#### What this task involves:
Repeat each entry word for word. Leave any images out of the copy.

#### Records shown:
◇ ◇ ◇ ◇
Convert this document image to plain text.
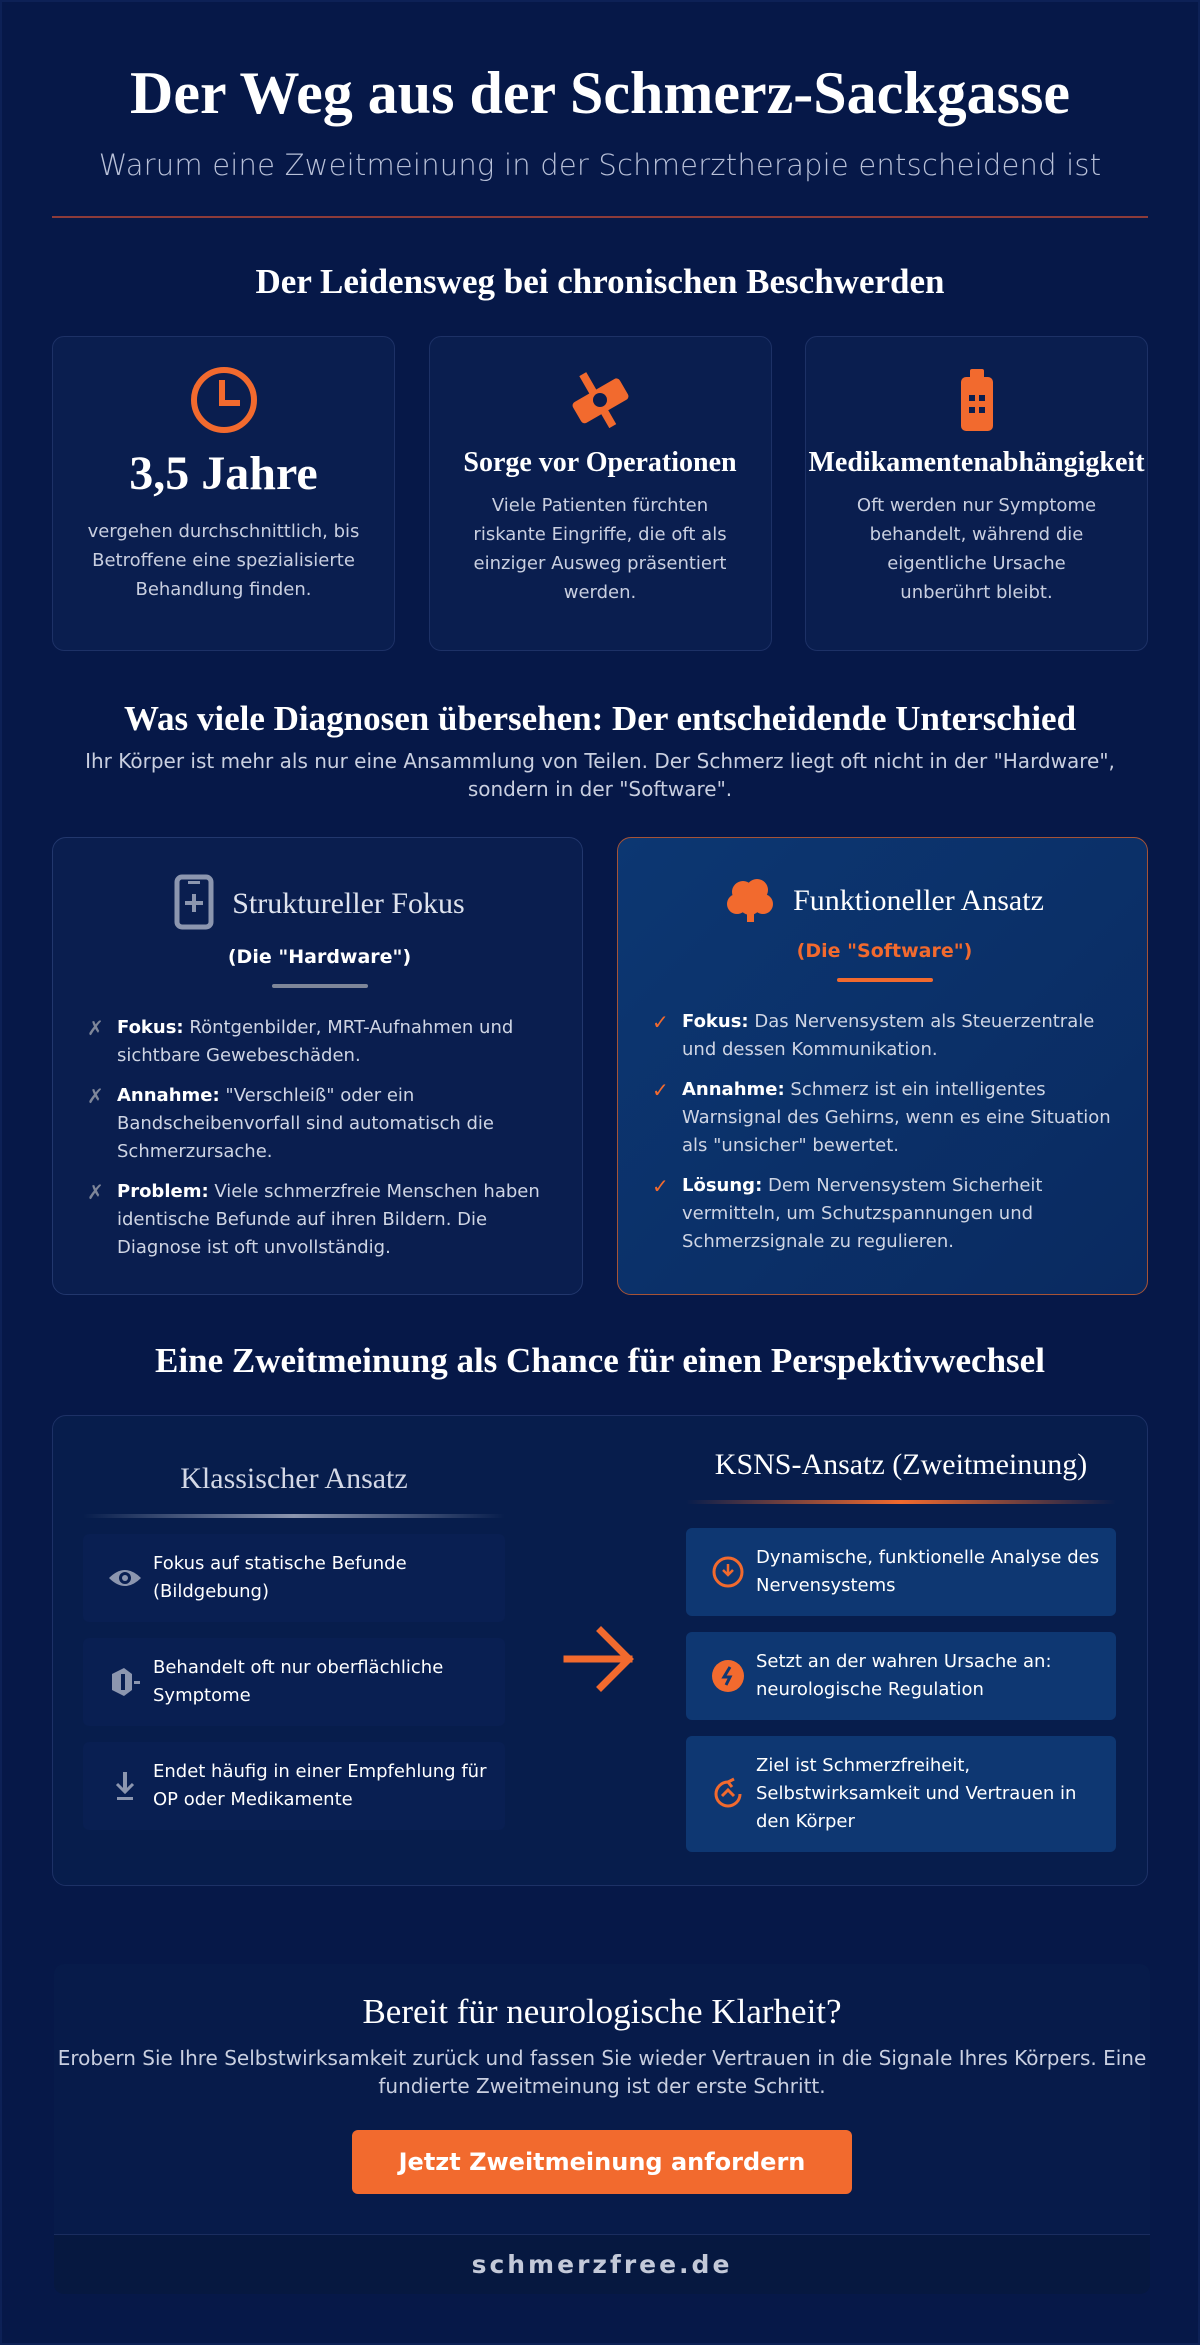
Der Weg aus der Schmerz-Sackgasse
Warum eine Zweitmeinung in der Schmerztherapie entscheidend ist
Der Leidensweg bei chronischen Beschwerden
3,5 Jahre
vergehen durchschnittlich, bis Betroffene eine spezialisierte Behandlung finden.
Sorge vor Operationen
Viele Patienten fürchten riskante Eingriffe, die oft als einziger Ausweg präsentiert werden.
Medikamentenabhängigkeit
Oft werden nur Symptome behandelt, während die eigentliche Ursache unberührt bleibt.
Was viele Diagnosen übersehen: Der entscheidende Unterschied

Ihr Körper ist mehr als nur eine Ansammlung von Teilen. Der Schmerz liegt oft nicht in der "Hardware", sondern in der "Software".

Struktureller Fokus
(Die "Hardware")
✗ Fokus: Röntgenbilder, MRT-Aufnahmen und sichtbare Gewebeschäden.
✗ Annahme: "Verschleiß" oder ein Bandscheibenvorfall sind automatisch die Schmerzursache.
✗ Problem: Viele schmerzfreie Menschen haben identische Befunde auf ihren Bildern. Die Diagnose ist oft unvollständig.
Funktioneller Ansatz
(Die "Software")
✓ Fokus: Das Nervensystem als Steuerzentrale und dessen Kommunikation.
✓ Annahme: Schmerz ist ein intelligentes Warnsignal des Gehirns, wenn es eine Situation als "unsicher" bewertet.
✓ Lösung: Dem Nervensystem Sicherheit vermitteln, um Schutzspannungen und Schmerzsignale zu regulieren.
Eine Zweitmeinung als Chance für einen Perspektivwechsel
Klassischer Ansatz
Fokus auf statische Befunde (Bildgebung)
Behandelt oft nur oberflächliche Symptome
Endet häufig in einer Empfehlung für OP oder Medikamente
KSNS-Ansatz (Zweitmeinung)
Dynamische, funktionelle Analyse des Nervensystems
Setzt an der wahren Ursache an: neurologische Regulation
Ziel ist Schmerzfreiheit, Selbstwirksamkeit und Vertrauen in den Körper
Bereit für neurologische Klarheit?

Erobern Sie Ihre Selbstwirksamkeit zurück und fassen Sie wieder Vertrauen in die Signale Ihres Körpers. Eine fundierte Zweitmeinung ist der erste Schritt.

Jetzt Zweitmeinung anfordern
schmerzfree.de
◇ ◇ ◇ ◇
#### Solution for this exercise:
Convert this document image to plain text.
Der Weg aus der Schmerz-Sackgasse
Warum eine Zweitmeinung in der Schmerztherapie entscheidend ist
Der Leidensweg bei chronischen Beschwerden
3,5 Jahre
vergehen durchschnittlich, bis Betroffene eine spezialisierte Behandlung finden.
Sorge vor Operationen
Viele Patienten fürchten riskante Eingriffe, die oft als einziger Ausweg präsentiert werden.
Medikamentenabhängigkeit
Oft werden nur Symptome behandelt, während die eigentliche Ursache unberührt bleibt.
Was viele Diagnosen übersehen: Der entscheidende Unterschied

Ihr Körper ist mehr als nur eine Ansammlung von Teilen. Der Schmerz liegt oft nicht in der "Hardware", sondern in der "Software".

Struktureller Fokus
(Die "Hardware")
✗ Fokus: Röntgenbilder, MRT-Aufnahmen und sichtbare Gewebeschäden.
✗ Annahme: "Verschleiß" oder ein Bandscheibenvorfall sind automatisch die Schmerzursache.
✗ Problem: Viele schmerzfreie Menschen haben identische Befunde auf ihren Bildern. Die Diagnose ist oft unvollständig.
Funktioneller Ansatz
(Die "Software")
✓ Fokus: Das Nervensystem als Steuerzentrale und dessen Kommunikation.
✓ Annahme: Schmerz ist ein intelligentes Warnsignal des Gehirns, wenn es eine Situation als "unsicher" bewertet.
✓ Lösung: Dem Nervensystem Sicherheit vermitteln, um Schutzspannungen und Schmerzsignale zu regulieren.
Eine Zweitmeinung als Chance für einen Perspektivwechsel
Klassischer Ansatz
Fokus auf statische Befunde (Bildgebung)
Behandelt oft nur oberflächliche Symptome
Endet häufig in einer Empfehlung für OP oder Medikamente
KSNS-Ansatz (Zweitmeinung)
Dynamische, funktionelle Analyse des Nervensystems
Setzt an der wahren Ursache an: neurologische Regulation
Ziel ist Schmerzfreiheit, Selbstwirksamkeit und Vertrauen in den Körper
Bereit für neurologische Klarheit?

Erobern Sie Ihre Selbstwirksamkeit zurück und fassen Sie wieder Vertrauen in die Signale Ihres Körpers. Eine fundierte Zweitmeinung ist der erste Schritt.

Jetzt Zweitmeinung anfordern
schmerzfree.de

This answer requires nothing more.